Task goal —
Please return every one of the lines below word for word, keeping their order.

# # # # #

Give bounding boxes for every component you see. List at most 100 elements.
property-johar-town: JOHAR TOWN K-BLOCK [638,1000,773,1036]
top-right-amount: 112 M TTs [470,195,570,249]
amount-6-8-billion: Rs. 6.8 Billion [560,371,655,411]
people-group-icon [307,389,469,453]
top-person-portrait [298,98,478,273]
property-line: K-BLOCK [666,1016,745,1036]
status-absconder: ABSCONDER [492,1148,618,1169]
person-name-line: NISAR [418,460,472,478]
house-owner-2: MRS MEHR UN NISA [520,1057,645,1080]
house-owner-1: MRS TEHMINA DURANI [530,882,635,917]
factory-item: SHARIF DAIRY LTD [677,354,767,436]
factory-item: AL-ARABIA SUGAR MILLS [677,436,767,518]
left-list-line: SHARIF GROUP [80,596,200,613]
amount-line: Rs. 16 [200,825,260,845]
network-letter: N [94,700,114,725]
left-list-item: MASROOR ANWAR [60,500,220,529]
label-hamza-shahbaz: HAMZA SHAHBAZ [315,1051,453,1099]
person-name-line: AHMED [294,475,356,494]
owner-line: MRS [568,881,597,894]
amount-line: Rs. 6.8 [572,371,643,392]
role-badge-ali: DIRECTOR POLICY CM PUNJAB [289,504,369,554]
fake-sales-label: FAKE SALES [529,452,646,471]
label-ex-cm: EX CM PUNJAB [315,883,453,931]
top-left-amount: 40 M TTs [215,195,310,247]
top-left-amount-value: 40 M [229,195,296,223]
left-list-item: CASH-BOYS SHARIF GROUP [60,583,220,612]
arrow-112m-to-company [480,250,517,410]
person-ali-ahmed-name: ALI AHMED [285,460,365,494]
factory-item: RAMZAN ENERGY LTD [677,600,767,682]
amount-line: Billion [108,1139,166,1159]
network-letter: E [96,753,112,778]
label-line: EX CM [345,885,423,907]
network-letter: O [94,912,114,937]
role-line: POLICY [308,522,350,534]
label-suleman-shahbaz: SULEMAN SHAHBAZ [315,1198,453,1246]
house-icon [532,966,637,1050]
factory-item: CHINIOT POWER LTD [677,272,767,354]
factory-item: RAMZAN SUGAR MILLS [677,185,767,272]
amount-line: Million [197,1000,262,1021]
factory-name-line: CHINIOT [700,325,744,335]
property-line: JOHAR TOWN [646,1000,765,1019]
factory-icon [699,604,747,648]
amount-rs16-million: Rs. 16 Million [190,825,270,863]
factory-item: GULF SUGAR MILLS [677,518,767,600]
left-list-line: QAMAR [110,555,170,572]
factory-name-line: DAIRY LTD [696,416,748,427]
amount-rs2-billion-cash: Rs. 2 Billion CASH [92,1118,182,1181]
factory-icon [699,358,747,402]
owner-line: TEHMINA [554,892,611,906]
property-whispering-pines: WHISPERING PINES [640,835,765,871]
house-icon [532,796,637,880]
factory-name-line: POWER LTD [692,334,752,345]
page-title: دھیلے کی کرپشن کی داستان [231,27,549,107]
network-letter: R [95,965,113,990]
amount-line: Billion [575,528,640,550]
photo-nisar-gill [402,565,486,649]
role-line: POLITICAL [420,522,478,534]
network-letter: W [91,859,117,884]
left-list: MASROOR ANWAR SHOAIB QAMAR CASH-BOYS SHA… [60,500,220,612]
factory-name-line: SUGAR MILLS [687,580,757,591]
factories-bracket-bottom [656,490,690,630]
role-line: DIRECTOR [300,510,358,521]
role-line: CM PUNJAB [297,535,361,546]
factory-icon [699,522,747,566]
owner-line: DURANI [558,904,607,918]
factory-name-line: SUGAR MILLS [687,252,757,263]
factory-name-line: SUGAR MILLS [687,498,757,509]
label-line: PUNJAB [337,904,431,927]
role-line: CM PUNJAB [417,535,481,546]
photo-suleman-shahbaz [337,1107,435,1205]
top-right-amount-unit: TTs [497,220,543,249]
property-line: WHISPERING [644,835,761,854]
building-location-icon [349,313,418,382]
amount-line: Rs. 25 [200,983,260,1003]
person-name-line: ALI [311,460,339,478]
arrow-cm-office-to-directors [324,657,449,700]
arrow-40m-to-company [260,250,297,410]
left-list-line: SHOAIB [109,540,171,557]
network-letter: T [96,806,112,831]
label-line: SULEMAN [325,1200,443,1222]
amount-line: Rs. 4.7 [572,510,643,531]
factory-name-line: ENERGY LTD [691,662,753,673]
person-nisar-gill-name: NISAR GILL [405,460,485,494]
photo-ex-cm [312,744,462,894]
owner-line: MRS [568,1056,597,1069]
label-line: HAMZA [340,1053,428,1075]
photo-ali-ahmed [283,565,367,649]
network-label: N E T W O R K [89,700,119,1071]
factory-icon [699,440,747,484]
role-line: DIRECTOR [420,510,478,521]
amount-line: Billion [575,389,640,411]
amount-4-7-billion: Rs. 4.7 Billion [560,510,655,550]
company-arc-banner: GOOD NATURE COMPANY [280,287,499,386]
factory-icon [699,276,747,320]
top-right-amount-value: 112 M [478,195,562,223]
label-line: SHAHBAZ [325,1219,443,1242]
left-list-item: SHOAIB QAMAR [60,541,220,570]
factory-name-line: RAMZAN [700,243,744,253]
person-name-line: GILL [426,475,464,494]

# # # # #

Written solution —
Give bounding boxes for every component you see. List at most 100 elements.
property-johar-town: JOHAR TOWN K-BLOCK [638,1000,773,1036]
top-right-amount: 112 M TTs [470,195,570,249]
amount-6-8-billion: Rs. 6.8 Billion [560,371,655,411]
people-group-icon [307,389,469,453]
top-person-portrait [298,98,478,273]
property-line: K-BLOCK [666,1016,745,1036]
status-absconder: ABSCONDER [492,1148,618,1169]
person-name-line: NISAR [418,460,472,478]
house-owner-2: MRS MEHR UN NISA [520,1057,645,1080]
house-owner-1: MRS TEHMINA DURANI [530,882,635,917]
factory-item: SHARIF DAIRY LTD [677,354,767,436]
factory-item: AL-ARABIA SUGAR MILLS [677,436,767,518]
left-list-line: SHARIF GROUP [80,596,200,613]
amount-line: Rs. 16 [200,825,260,845]
network-letter: N [94,700,114,725]
left-list-item: MASROOR ANWAR [60,500,220,529]
label-hamza-shahbaz: HAMZA SHAHBAZ [315,1051,453,1099]
person-name-line: AHMED [294,475,356,494]
owner-line: MRS [568,881,597,894]
amount-line: Rs. 6.8 [572,371,643,392]
role-badge-ali: DIRECTOR POLICY CM PUNJAB [289,504,369,554]
fake-sales-label: FAKE SALES [529,452,646,471]
label-ex-cm: EX CM PUNJAB [315,883,453,931]
top-left-amount: 40 M TTs [215,195,310,247]
top-left-amount-value: 40 M [229,195,296,223]
left-list-item: CASH-BOYS SHARIF GROUP [60,583,220,612]
arrow-112m-to-company [480,250,517,410]
person-ali-ahmed-name: ALI AHMED [285,460,365,494]
factory-item: RAMZAN ENERGY LTD [677,600,767,682]
amount-line: Billion [108,1139,166,1159]
network-letter: E [96,753,112,778]
label-line: EX CM [345,885,423,907]
network-letter: O [94,912,114,937]
role-line: POLICY [308,522,350,534]
label-suleman-shahbaz: SULEMAN SHAHBAZ [315,1198,453,1246]
house-icon [532,966,637,1050]
factory-item: CHINIOT POWER LTD [677,272,767,354]
factory-item: RAMZAN SUGAR MILLS [677,185,767,272]
amount-line: Million [197,1000,262,1021]
factory-name-line: CHINIOT [700,325,744,335]
property-line: JOHAR TOWN [646,1000,765,1019]
factory-icon [699,604,747,648]
amount-rs16-million: Rs. 16 Million [190,825,270,863]
factory-item: GULF SUGAR MILLS [677,518,767,600]
left-list-line: QAMAR [110,555,170,572]
factory-name-line: DAIRY LTD [696,416,748,427]
amount-rs2-billion-cash: Rs. 2 Billion CASH [92,1118,182,1181]
factory-icon [699,358,747,402]
owner-line: TEHMINA [554,892,611,906]
property-whispering-pines: WHISPERING PINES [640,835,765,871]
house-icon [532,796,637,880]
factory-name-line: POWER LTD [692,334,752,345]
page-title: دھیلے کی کرپشن کی داستان [231,27,549,107]
network-letter: R [95,965,113,990]
amount-line: Billion [575,528,640,550]
photo-nisar-gill [402,565,486,649]
role-line: POLITICAL [420,522,478,534]
network-letter: W [91,859,117,884]
left-list: MASROOR ANWAR SHOAIB QAMAR CASH-BOYS SHA… [60,500,220,612]
factory-name-line: SUGAR MILLS [687,580,757,591]
factories-bracket-bottom [656,490,690,630]
role-line: DIRECTOR [300,510,358,521]
role-line: CM PUNJAB [297,535,361,546]
factory-icon [699,522,747,566]
owner-line: DURANI [558,904,607,918]
factory-name-line: SUGAR MILLS [687,252,757,263]
factory-name-line: SUGAR MILLS [687,498,757,509]
label-line: PUNJAB [337,904,431,927]
role-line: CM PUNJAB [417,535,481,546]
photo-suleman-shahbaz [337,1107,435,1205]
top-right-amount-unit: TTs [497,220,543,249]
property-line: WHISPERING [644,835,761,854]
building-location-icon [349,313,418,382]
amount-line: Rs. 25 [200,983,260,1003]
person-name-line: ALI [311,460,339,478]
arrow-cm-office-to-directors [324,657,449,700]
arrow-40m-to-company [260,250,297,410]
left-list-line: SHOAIB [109,540,171,557]
network-letter: T [96,806,112,831]
label-line: SULEMAN [325,1200,443,1222]
amount-line: Rs. 4.7 [572,510,643,531]
factory-name-line: ENERGY LTD [691,662,753,673]
person-nisar-gill-name: NISAR GILL [405,460,485,494]
photo-ex-cm [312,744,462,894]
owner-line: MRS [568,1056,597,1069]
label-line: HAMZA [340,1053,428,1075]
photo-ali-ahmed [283,565,367,649]
network-label: N E T W O R K [89,700,119,1071]
factory-icon [699,440,747,484]
role-line: DIRECTOR [420,510,478,521]
amount-line: Billion [575,389,640,411]
amount-4-7-billion: Rs. 4.7 Billion [560,510,655,550]
company-arc-banner: GOOD NATURE COMPANY [280,287,499,386]
factory-icon [699,276,747,320]
top-right-amount-value: 112 M [478,195,562,223]
label-line: SHAHBAZ [325,1219,443,1242]
left-list-item: SHOAIB QAMAR [60,541,220,570]
factory-name-line: RAMZAN [700,243,744,253]
person-name-line: GILL [426,475,464,494]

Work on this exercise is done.